Copy the part of the records that opens with the first line and closes with the line containing "256, 723, 937]", reproducing both end lines and everything between them character for character.

Region boundary data
#####

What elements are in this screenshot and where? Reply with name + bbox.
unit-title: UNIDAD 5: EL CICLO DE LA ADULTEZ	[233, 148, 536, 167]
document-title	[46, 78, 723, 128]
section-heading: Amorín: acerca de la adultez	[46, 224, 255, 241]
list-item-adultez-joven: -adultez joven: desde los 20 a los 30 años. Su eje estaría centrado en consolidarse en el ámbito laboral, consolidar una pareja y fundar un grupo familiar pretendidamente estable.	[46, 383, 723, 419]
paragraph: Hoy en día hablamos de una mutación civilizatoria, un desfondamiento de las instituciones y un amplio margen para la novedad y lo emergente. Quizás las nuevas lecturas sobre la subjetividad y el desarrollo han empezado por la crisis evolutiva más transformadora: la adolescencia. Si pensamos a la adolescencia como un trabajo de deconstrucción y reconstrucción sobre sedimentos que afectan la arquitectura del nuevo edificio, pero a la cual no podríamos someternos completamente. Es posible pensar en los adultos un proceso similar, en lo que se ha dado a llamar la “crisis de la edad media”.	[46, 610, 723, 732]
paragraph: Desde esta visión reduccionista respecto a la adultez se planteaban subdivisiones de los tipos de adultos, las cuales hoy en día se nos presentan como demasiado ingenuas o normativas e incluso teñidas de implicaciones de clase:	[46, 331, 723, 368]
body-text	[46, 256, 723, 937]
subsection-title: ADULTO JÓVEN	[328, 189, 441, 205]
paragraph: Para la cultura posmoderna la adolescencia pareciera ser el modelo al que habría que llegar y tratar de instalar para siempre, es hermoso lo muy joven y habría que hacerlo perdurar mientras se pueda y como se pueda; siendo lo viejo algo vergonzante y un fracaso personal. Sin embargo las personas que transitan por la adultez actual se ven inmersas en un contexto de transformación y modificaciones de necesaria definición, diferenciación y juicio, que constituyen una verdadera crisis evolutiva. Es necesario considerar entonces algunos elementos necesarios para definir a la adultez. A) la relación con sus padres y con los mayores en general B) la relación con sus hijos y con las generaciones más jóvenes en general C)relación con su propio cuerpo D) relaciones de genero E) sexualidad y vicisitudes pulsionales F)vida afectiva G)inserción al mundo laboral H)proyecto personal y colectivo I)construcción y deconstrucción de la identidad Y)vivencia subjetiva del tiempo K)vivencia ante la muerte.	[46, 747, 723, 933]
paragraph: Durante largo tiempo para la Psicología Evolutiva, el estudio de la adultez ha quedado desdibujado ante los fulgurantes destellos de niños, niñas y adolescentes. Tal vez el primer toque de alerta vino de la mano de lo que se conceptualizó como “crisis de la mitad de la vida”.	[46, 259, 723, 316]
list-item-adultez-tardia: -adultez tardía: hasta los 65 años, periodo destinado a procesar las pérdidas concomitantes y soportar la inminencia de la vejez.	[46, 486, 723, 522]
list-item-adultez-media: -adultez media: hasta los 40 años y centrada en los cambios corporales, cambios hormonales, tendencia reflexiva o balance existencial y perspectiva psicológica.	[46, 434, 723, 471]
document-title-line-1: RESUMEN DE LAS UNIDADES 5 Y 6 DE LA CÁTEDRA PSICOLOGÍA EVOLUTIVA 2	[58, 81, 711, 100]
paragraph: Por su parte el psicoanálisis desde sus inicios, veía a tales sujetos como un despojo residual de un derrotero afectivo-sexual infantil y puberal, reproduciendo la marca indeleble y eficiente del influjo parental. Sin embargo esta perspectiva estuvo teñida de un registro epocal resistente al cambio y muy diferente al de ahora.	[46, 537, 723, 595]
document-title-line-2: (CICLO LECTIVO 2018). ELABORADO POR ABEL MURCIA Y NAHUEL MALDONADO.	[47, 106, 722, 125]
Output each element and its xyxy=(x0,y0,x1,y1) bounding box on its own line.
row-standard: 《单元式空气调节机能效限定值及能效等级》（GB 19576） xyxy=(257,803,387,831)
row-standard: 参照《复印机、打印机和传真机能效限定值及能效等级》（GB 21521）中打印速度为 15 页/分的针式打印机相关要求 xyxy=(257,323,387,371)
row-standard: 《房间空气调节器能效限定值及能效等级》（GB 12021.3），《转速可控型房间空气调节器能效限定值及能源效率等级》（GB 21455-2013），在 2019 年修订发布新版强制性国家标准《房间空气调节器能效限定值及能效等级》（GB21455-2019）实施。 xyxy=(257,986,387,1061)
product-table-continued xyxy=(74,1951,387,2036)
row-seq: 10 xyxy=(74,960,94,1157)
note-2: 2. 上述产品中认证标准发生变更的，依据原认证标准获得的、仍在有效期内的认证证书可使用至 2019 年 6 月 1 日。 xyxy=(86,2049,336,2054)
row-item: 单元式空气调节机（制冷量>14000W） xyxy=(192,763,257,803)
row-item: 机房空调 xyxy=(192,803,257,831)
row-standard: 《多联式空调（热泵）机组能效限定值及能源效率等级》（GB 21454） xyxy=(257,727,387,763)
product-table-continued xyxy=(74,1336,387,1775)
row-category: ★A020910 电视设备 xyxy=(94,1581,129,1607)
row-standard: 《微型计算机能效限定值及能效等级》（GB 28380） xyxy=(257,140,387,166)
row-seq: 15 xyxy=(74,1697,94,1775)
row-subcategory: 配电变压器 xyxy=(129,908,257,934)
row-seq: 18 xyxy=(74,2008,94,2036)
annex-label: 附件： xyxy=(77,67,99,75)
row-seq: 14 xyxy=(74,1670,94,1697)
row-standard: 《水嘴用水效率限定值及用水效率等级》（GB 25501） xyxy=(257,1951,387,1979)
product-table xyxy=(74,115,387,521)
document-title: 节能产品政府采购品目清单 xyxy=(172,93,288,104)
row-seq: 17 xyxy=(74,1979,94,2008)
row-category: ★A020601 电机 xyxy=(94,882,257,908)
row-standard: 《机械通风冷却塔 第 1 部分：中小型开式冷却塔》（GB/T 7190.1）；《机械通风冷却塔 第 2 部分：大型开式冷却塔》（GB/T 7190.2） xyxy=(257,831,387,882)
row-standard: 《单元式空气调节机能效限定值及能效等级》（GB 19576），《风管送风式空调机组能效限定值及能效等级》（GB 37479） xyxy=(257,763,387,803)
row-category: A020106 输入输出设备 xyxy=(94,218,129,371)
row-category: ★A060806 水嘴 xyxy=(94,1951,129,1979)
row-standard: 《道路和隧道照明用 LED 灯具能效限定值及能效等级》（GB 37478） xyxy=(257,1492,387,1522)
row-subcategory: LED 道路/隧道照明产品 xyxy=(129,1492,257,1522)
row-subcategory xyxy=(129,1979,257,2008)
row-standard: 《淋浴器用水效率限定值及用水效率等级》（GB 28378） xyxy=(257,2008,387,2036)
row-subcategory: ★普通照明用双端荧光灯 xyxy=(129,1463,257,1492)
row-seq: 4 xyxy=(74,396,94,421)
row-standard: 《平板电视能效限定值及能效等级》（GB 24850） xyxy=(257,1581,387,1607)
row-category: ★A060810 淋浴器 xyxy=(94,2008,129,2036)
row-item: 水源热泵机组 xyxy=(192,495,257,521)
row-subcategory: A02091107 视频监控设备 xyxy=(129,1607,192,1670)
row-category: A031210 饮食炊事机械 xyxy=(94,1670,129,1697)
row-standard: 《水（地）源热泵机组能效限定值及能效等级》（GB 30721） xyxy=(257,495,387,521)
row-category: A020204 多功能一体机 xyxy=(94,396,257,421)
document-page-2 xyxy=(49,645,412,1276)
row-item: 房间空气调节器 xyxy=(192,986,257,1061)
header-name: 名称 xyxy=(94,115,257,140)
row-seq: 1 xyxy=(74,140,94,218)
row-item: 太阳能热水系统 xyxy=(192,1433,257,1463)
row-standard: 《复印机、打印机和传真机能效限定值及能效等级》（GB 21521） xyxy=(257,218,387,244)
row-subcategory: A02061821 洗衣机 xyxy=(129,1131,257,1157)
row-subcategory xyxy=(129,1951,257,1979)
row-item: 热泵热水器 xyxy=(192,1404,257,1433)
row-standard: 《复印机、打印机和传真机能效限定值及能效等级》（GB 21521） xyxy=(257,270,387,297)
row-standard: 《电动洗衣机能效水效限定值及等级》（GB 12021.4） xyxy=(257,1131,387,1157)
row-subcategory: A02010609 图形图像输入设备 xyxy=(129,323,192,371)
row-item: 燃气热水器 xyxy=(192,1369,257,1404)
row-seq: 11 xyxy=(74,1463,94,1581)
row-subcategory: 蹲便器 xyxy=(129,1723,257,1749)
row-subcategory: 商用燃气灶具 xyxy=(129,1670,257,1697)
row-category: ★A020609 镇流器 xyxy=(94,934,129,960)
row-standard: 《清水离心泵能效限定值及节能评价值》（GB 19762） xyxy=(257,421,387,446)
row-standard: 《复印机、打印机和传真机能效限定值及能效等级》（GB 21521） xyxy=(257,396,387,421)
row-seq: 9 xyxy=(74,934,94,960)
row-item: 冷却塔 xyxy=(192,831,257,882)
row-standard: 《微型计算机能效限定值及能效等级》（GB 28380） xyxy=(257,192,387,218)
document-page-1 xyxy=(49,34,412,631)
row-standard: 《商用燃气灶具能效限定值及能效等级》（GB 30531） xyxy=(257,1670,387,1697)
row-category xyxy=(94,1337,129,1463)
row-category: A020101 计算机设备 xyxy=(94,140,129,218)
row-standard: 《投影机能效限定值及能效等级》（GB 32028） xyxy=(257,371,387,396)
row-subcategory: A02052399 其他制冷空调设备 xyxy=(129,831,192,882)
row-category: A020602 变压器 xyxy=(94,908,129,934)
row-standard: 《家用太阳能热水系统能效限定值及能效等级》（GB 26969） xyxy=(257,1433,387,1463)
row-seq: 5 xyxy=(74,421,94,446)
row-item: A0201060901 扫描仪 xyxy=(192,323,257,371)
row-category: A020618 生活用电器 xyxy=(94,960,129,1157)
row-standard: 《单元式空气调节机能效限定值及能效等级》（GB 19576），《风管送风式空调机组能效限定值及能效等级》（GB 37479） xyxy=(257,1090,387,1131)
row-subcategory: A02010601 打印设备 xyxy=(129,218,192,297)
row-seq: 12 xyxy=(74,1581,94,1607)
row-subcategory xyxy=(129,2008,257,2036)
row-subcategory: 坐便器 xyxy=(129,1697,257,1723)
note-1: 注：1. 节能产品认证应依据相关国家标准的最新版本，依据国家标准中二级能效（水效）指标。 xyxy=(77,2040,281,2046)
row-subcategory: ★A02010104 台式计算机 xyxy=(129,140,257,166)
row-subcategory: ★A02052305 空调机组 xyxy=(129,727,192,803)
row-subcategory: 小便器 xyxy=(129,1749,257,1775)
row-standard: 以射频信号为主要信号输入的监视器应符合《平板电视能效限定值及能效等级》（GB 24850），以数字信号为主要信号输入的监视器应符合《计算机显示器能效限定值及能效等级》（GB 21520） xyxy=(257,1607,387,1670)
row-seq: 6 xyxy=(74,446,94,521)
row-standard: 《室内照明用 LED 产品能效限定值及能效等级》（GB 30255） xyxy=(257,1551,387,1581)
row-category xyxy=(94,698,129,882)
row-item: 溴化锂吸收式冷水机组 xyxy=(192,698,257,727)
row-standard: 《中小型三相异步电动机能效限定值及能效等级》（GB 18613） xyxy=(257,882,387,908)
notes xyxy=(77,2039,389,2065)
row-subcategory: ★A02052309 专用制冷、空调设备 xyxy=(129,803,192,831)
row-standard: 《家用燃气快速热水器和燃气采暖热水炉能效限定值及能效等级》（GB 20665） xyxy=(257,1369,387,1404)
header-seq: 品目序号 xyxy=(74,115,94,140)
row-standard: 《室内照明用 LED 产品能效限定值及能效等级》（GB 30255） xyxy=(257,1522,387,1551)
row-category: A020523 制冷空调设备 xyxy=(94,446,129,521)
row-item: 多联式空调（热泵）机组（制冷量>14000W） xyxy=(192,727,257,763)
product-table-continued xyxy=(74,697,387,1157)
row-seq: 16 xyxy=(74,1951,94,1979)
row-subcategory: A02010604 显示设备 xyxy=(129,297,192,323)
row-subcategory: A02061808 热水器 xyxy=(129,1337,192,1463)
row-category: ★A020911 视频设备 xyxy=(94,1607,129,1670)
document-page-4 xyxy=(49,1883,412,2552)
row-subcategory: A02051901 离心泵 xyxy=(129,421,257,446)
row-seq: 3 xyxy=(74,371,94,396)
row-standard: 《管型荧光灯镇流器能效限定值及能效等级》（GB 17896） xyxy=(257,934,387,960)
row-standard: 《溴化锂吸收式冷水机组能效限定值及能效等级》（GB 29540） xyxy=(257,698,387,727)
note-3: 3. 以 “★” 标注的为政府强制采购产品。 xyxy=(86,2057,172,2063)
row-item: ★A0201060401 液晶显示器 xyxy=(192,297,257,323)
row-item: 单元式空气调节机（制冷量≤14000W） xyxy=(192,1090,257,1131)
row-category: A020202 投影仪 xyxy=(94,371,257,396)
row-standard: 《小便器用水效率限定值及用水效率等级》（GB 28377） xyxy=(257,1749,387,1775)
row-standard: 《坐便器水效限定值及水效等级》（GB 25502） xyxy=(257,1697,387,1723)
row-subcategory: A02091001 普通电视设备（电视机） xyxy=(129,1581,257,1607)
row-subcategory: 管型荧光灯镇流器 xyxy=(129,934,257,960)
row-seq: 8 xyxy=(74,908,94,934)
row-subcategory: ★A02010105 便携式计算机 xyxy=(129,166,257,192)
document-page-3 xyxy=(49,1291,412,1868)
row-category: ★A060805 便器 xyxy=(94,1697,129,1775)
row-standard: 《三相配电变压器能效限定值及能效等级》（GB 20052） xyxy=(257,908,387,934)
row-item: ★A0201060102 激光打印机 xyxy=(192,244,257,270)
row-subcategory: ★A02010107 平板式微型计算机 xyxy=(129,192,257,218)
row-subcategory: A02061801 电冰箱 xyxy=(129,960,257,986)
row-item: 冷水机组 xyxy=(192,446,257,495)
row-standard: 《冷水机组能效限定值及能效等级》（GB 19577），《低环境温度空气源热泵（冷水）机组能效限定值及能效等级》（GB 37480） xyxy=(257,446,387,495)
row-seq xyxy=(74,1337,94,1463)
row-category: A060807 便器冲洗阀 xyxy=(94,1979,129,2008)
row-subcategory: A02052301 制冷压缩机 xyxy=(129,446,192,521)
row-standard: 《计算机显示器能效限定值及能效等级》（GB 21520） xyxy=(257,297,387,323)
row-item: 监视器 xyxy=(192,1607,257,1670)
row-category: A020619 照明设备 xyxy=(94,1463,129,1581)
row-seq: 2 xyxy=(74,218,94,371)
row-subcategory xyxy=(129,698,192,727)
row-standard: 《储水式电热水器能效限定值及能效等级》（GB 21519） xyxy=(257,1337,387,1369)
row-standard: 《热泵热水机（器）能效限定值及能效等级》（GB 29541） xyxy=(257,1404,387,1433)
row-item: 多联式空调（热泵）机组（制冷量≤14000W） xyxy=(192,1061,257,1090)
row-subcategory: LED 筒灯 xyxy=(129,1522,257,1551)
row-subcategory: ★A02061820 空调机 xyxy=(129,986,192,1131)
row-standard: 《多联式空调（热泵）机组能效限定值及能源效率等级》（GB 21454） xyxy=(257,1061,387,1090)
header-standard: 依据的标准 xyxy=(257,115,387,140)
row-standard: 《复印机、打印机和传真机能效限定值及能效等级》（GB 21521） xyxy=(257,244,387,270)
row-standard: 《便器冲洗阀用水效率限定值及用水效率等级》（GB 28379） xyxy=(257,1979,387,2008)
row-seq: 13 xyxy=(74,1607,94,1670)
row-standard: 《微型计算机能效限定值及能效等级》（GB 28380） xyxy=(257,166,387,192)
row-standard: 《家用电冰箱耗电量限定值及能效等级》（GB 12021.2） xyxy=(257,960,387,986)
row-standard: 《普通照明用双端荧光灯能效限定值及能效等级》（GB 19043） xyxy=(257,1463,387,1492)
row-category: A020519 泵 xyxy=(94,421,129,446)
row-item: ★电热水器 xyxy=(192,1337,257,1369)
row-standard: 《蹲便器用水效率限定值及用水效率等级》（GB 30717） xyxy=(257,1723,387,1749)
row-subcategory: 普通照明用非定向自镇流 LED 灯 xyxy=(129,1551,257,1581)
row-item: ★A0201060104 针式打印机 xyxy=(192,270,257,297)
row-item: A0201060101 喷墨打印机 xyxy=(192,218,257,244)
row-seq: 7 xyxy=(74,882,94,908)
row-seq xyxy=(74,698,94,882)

#####

_ANSWER BELOW_:
What elements are in this screenshot and where? Reply with name + bbox.
unit-title: UNIDAD 5: EL CICLO DE LA ADULTEZ	[233, 148, 536, 167]
document-title	[46, 78, 723, 128]
section-heading: Amorín: acerca de la adultez	[46, 224, 255, 241]
list-item-adultez-joven: -adultez joven: desde los 20 a los 30 años. Su eje estaría centrado en consolidarse en el ámbito laboral, consolidar una pareja y fundar un grupo familiar pretendidamente estable.	[46, 383, 723, 419]
paragraph: Hoy en día hablamos de una mutación civilizatoria, un desfondamiento de las instituciones y un amplio margen para la novedad y lo emergente. Quizás las nuevas lecturas sobre la subjetividad y el desarrollo han empezado por la crisis evolutiva más transformadora: la adolescencia. Si pensamos a la adolescencia como un trabajo de deconstrucción y reconstrucción sobre sedimentos que afectan la arquitectura del nuevo edificio, pero a la cual no podríamos someternos completamente. Es posible pensar en los adultos un proceso similar, en lo que se ha dado a llamar la “crisis de la edad media”.	[46, 610, 723, 732]
paragraph: Desde esta visión reduccionista respecto a la adultez se planteaban subdivisiones de los tipos de adultos, las cuales hoy en día se nos presentan como demasiado ingenuas o normativas e incluso teñidas de implicaciones de clase:	[46, 331, 723, 368]
body-text	[46, 256, 723, 937]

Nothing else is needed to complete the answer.